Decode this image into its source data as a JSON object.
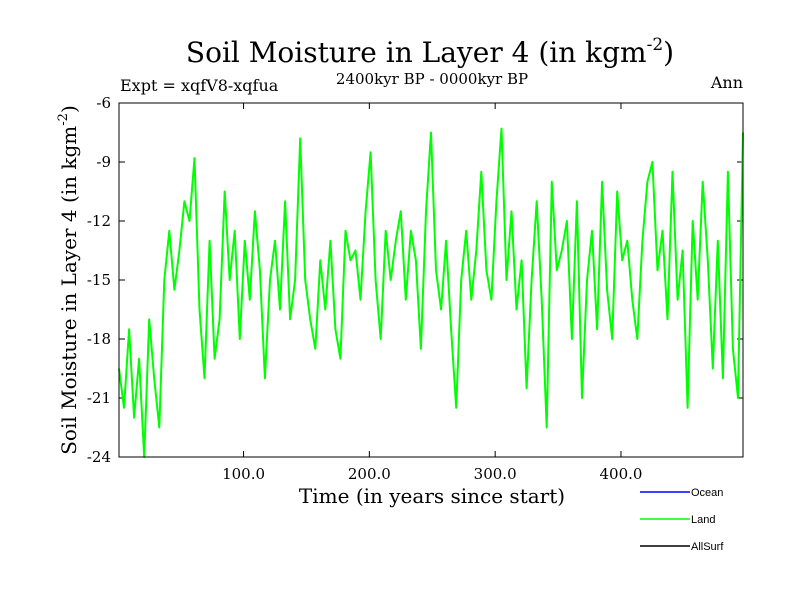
{
  "chart_data": {
    "type": "line",
    "title": "Soil Moisture in Layer 4 (in kgm",
    "title_sup": "-2",
    "title_close": ")",
    "subtitle": "2400kyr BP - 0000kyr BP",
    "expt_label": "Expt = xqfV8-xqfua",
    "season_label": "Ann",
    "xlabel": "Time (in years since start)",
    "ylabel": "Soil Moisture in Layer 4 (in kgm",
    "ylabel_sup": "-2",
    "ylabel_close": ")",
    "xlim": [
      1,
      497
    ],
    "ylim": [
      -24,
      -6
    ],
    "x_ticks": [
      {
        "value": 100,
        "label": "100.0"
      },
      {
        "value": 200,
        "label": "200.0"
      },
      {
        "value": 300,
        "label": "300.0"
      },
      {
        "value": 400,
        "label": "400.0"
      }
    ],
    "y_ticks": [
      {
        "value": -6,
        "label": "-6"
      },
      {
        "value": -9,
        "label": "-9"
      },
      {
        "value": -12,
        "label": "-12"
      },
      {
        "value": -15,
        "label": "-15"
      },
      {
        "value": -18,
        "label": "-18"
      },
      {
        "value": -21,
        "label": "-21"
      },
      {
        "value": -24,
        "label": "-24"
      }
    ],
    "legend": [
      {
        "name": "Ocean",
        "color": "#0000ff"
      },
      {
        "name": "Land",
        "color": "#00ff00"
      },
      {
        "name": "AllSurf",
        "color": "#000000"
      }
    ],
    "series": [
      {
        "name": "Land",
        "color": "#00ff00",
        "x": [
          1,
          5,
          9,
          13,
          17,
          21,
          25,
          29,
          33,
          37,
          41,
          45,
          49,
          53,
          57,
          61,
          65,
          69,
          73,
          77,
          81,
          85,
          89,
          93,
          97,
          101,
          105,
          109,
          113,
          117,
          121,
          125,
          129,
          133,
          137,
          141,
          145,
          149,
          153,
          157,
          161,
          165,
          169,
          173,
          177,
          181,
          185,
          189,
          193,
          197,
          201,
          205,
          209,
          213,
          217,
          221,
          225,
          229,
          233,
          237,
          241,
          245,
          249,
          253,
          257,
          261,
          265,
          269,
          273,
          277,
          281,
          285,
          289,
          293,
          297,
          301,
          305,
          309,
          313,
          317,
          321,
          325,
          329,
          333,
          337,
          341,
          345,
          349,
          353,
          357,
          361,
          365,
          369,
          373,
          377,
          381,
          385,
          389,
          393,
          397,
          401,
          405,
          409,
          413,
          417,
          421,
          425,
          429,
          433,
          437,
          441,
          445,
          449,
          453,
          457,
          461,
          465,
          469,
          473,
          477,
          481,
          485,
          489,
          493,
          497
        ],
        "values": [
          -19.5,
          -21.5,
          -17.5,
          -22,
          -19,
          -24,
          -17,
          -20,
          -22.5,
          -15,
          -12.5,
          -15.5,
          -13.5,
          -11,
          -12,
          -8.8,
          -16.5,
          -20,
          -13,
          -19,
          -17,
          -10.5,
          -15,
          -12.5,
          -18,
          -13,
          -16,
          -11.5,
          -14.5,
          -20,
          -15,
          -13,
          -16.5,
          -11,
          -17,
          -15,
          -7.8,
          -15,
          -17,
          -18.5,
          -14,
          -16.5,
          -13,
          -17.5,
          -19,
          -12.5,
          -14,
          -13.5,
          -16,
          -11.5,
          -8.5,
          -15,
          -18,
          -12.5,
          -15,
          -13,
          -11.5,
          -16,
          -12.5,
          -14,
          -18.5,
          -11.5,
          -7.5,
          -14.5,
          -16.5,
          -13,
          -17.5,
          -21.5,
          -15,
          -12.5,
          -16,
          -13.5,
          -9.5,
          -14.5,
          -16,
          -11,
          -7.3,
          -15,
          -11.5,
          -16.5,
          -14,
          -20.5,
          -15,
          -11,
          -16,
          -22.5,
          -10,
          -14.5,
          -13.5,
          -12,
          -18,
          -11,
          -21,
          -15,
          -12.5,
          -17.5,
          -10,
          -15.5,
          -18,
          -10.5,
          -14,
          -13,
          -16,
          -18,
          -13,
          -10,
          -9,
          -14.5,
          -12.5,
          -17,
          -9.5,
          -16,
          -13.5,
          -21.5,
          -12,
          -16,
          -10,
          -14,
          -19.5,
          -13,
          -20,
          -9.5,
          -18.5,
          -21,
          -7.5
        ]
      },
      {
        "name": "Ocean",
        "color": "#0000ff",
        "values": []
      },
      {
        "name": "AllSurf",
        "color": "#000000",
        "values": []
      }
    ]
  }
}
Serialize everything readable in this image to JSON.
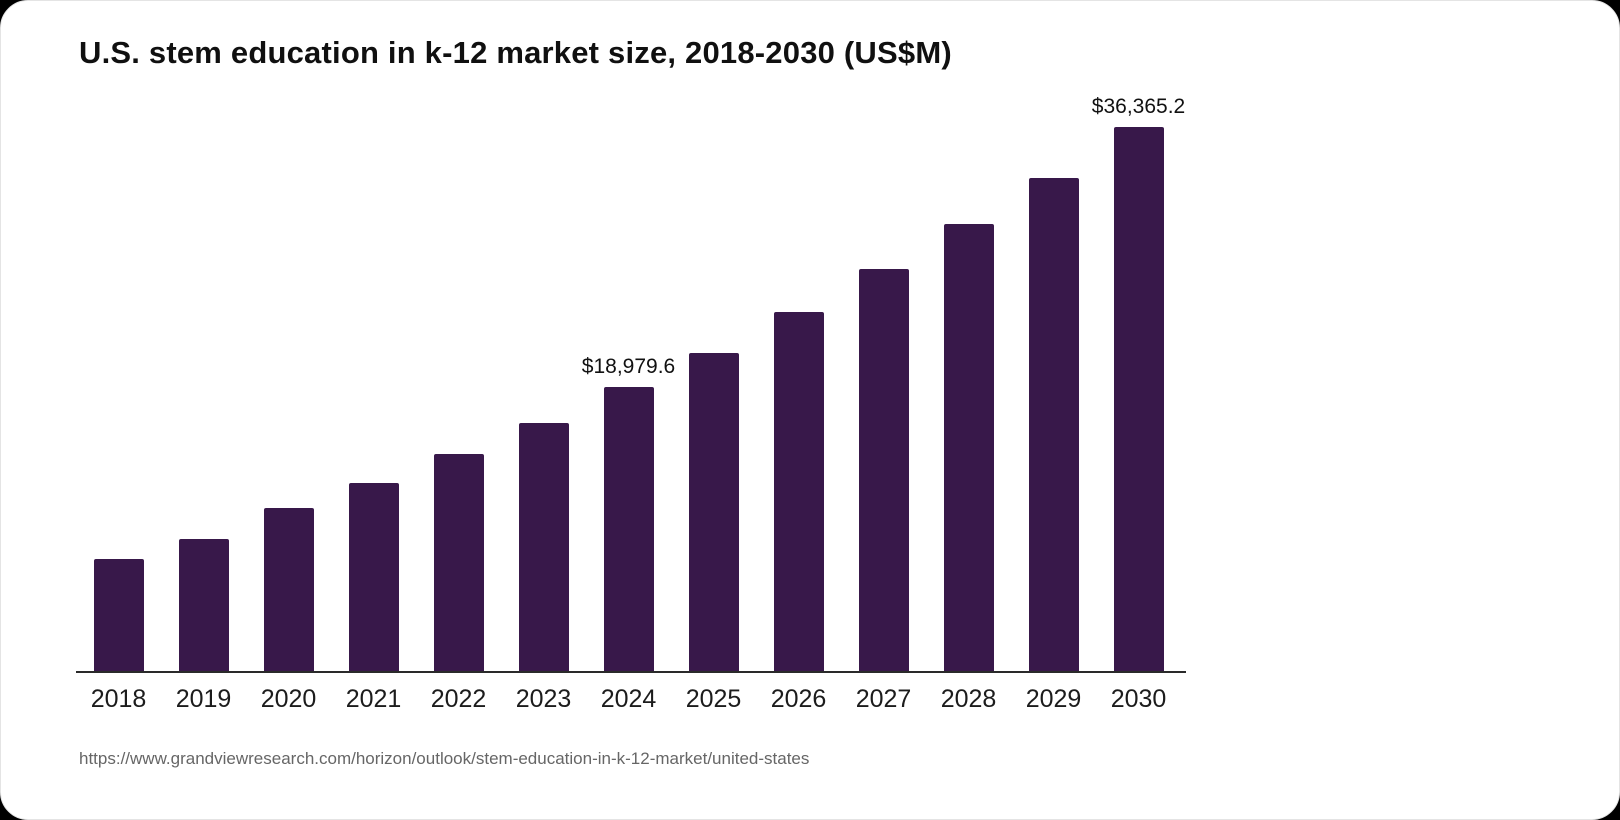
{
  "chart_data": {
    "type": "bar",
    "title": "U.S. stem education in k-12 market size, 2018-2030 (US$M)",
    "xlabel": "",
    "ylabel": "",
    "categories": [
      "2018",
      "2019",
      "2020",
      "2021",
      "2022",
      "2023",
      "2024",
      "2025",
      "2026",
      "2027",
      "2028",
      "2029",
      "2030"
    ],
    "values": [
      7500,
      8800,
      10900,
      12600,
      14500,
      16600,
      18979.6,
      21300,
      24000,
      26900,
      29900,
      33000,
      36365.2
    ],
    "data_labels": {
      "2024": "$18,979.6",
      "2030": "$36,365.2"
    },
    "ylim": [
      0,
      40000
    ],
    "grid": false,
    "legend": false,
    "bar_color": "#38184a"
  },
  "footer": {
    "source_url": "https://www.grandviewresearch.com/horizon/outlook/stem-education-in-k-12-market/united-states"
  }
}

:::::

Goal – Only lines with the word "this" are wanted, so copy each one from the records.

Answer below –
Decode this image into its source data as a JSON object.
Serialize everything readable in this image to JSON.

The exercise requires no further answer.